→ **EXERCISE**
Copy all lines of the listing that include the string "title".

Extracted records:

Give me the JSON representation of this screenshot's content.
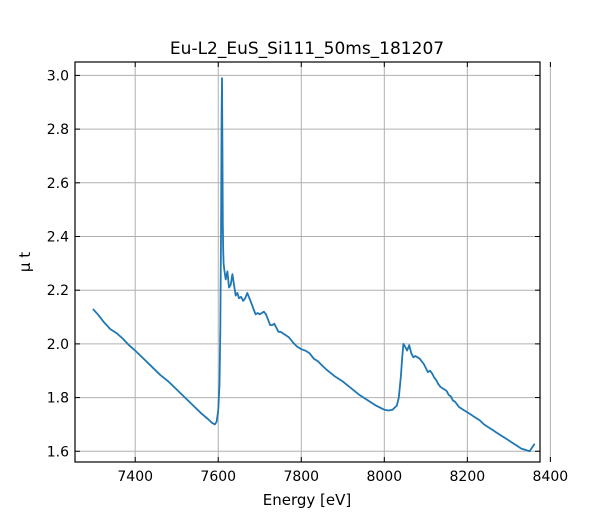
{
  "chart_data": {
    "type": "line",
    "title": "Eu-L2_EuS_Si111_50ms_181207",
    "xlabel": "Energy [eV]",
    "ylabel": "μ t",
    "xlim": [
      7255,
      8375
    ],
    "ylim": [
      1.56,
      3.05
    ],
    "xticks": [
      7400,
      7600,
      7800,
      8000,
      8200,
      8400
    ],
    "yticks": [
      1.6,
      1.8,
      2.0,
      2.2,
      2.4,
      2.6,
      2.8,
      3.0
    ],
    "xtick_labels": [
      "7400",
      "7600",
      "7800",
      "8000",
      "8200",
      "8400"
    ],
    "ytick_labels": [
      "1.6",
      "1.8",
      "2.0",
      "2.2",
      "2.4",
      "2.6",
      "2.8",
      "3.0"
    ],
    "grid": true,
    "tick_direction": "in",
    "series": [
      {
        "color": "#1f77b4",
        "x": [
          7298,
          7310,
          7325,
          7340,
          7355,
          7370,
          7385,
          7400,
          7420,
          7440,
          7460,
          7480,
          7500,
          7520,
          7540,
          7560,
          7575,
          7585,
          7592,
          7596,
          7600,
          7603,
          7605,
          7607,
          7608,
          7609,
          7610,
          7611,
          7612,
          7613,
          7615,
          7618,
          7622,
          7626,
          7630,
          7634,
          7638,
          7642,
          7646,
          7650,
          7655,
          7660,
          7665,
          7670,
          7675,
          7680,
          7685,
          7690,
          7695,
          7700,
          7705,
          7710,
          7715,
          7720,
          7725,
          7730,
          7735,
          7740,
          7745,
          7750,
          7760,
          7770,
          7780,
          7790,
          7800,
          7810,
          7820,
          7830,
          7840,
          7850,
          7860,
          7880,
          7900,
          7920,
          7940,
          7960,
          7980,
          8000,
          8010,
          8020,
          8030,
          8035,
          8040,
          8043,
          8046,
          8050,
          8055,
          8060,
          8065,
          8070,
          8075,
          8080,
          8085,
          8090,
          8095,
          8100,
          8105,
          8110,
          8115,
          8120,
          8125,
          8130,
          8135,
          8140,
          8145,
          8150,
          8155,
          8160,
          8165,
          8170,
          8175,
          8180,
          8190,
          8200,
          8210,
          8220,
          8230,
          8240,
          8250,
          8260,
          8270,
          8280,
          8290,
          8300,
          8310,
          8320,
          8330,
          8340,
          8350,
          8362
        ],
        "y": [
          2.13,
          2.11,
          2.08,
          2.055,
          2.04,
          2.02,
          1.995,
          1.975,
          1.945,
          1.915,
          1.885,
          1.86,
          1.83,
          1.8,
          1.77,
          1.74,
          1.72,
          1.706,
          1.7,
          1.71,
          1.75,
          1.85,
          2.05,
          2.45,
          2.85,
          2.99,
          2.75,
          2.45,
          2.35,
          2.3,
          2.27,
          2.24,
          2.27,
          2.21,
          2.22,
          2.26,
          2.22,
          2.18,
          2.19,
          2.17,
          2.175,
          2.16,
          2.17,
          2.19,
          2.17,
          2.15,
          2.13,
          2.11,
          2.115,
          2.11,
          2.115,
          2.12,
          2.11,
          2.09,
          2.07,
          2.07,
          2.075,
          2.06,
          2.045,
          2.045,
          2.035,
          2.025,
          2.005,
          1.99,
          1.98,
          1.975,
          1.965,
          1.945,
          1.935,
          1.92,
          1.905,
          1.88,
          1.86,
          1.835,
          1.81,
          1.79,
          1.77,
          1.755,
          1.752,
          1.755,
          1.77,
          1.8,
          1.88,
          1.95,
          2.0,
          1.99,
          1.975,
          1.995,
          1.965,
          1.95,
          1.955,
          1.95,
          1.945,
          1.935,
          1.925,
          1.91,
          1.895,
          1.9,
          1.89,
          1.875,
          1.865,
          1.85,
          1.84,
          1.835,
          1.83,
          1.825,
          1.81,
          1.805,
          1.79,
          1.785,
          1.775,
          1.765,
          1.755,
          1.745,
          1.735,
          1.725,
          1.715,
          1.7,
          1.69,
          1.68,
          1.67,
          1.66,
          1.65,
          1.64,
          1.63,
          1.62,
          1.61,
          1.605,
          1.6,
          1.628
        ]
      }
    ]
  }
}
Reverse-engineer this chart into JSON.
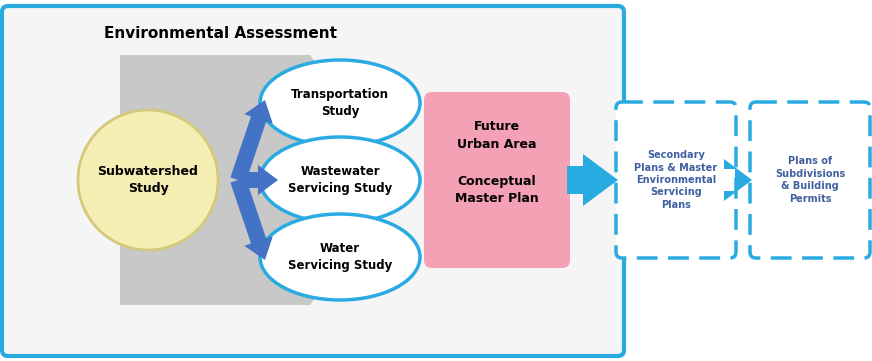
{
  "title": "Environmental Assessment",
  "bg_color": "#ffffff",
  "outer_box_color": "#29abe2",
  "outer_box_bg": "#f5f5f5",
  "subwatershed_label": "Subwatershed\nStudy",
  "subwatershed_fill": "#f5eeb3",
  "subwatershed_border": "#d4c97a",
  "circle_fill": "#ffffff",
  "circle_border": "#29abe2",
  "gray_fill": "#c8c8c8",
  "gray_rect_fill": "#c8c8c8",
  "blue_arrow_fill": "#4472c4",
  "future_box_fill": "#f4a0b5",
  "dashed_box1_label": "Secondary\nPlans & Master\nEnvironmental\nServicing\nPlans",
  "dashed_box2_label": "Plans of\nSubdivisions\n& Building\nPermits",
  "dashed_color": "#29abe2",
  "big_arrow_color": "#29abe2",
  "font_color": "#000000",
  "dashed_font_color": "#4060a0"
}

→ **RIGHT ANSWER**
    "title": "Eu-L2_EuS_Si111_50ms_181207",
  "title": "Environmental Assessment",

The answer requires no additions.